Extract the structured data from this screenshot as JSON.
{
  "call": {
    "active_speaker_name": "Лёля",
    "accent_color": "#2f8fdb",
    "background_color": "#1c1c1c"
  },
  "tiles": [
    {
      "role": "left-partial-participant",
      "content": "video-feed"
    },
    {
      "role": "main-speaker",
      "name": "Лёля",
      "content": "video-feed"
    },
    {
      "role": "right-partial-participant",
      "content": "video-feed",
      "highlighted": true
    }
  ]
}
※
*WRITTEN REQUEST*:
The entries above must be returned in full, exactly as shown.

*THE RESULT*:
Extract the structured data from this screenshot as JSON.
{
  "call": {
    "active_speaker_name": "Лёля",
    "accent_color": "#2f8fdb",
    "background_color": "#1c1c1c"
  },
  "tiles": [
    {
      "role": "left-partial-participant",
      "content": "video-feed"
    },
    {
      "role": "main-speaker",
      "name": "Лёля",
      "content": "video-feed"
    },
    {
      "role": "right-partial-participant",
      "content": "video-feed",
      "highlighted": true
    }
  ]
}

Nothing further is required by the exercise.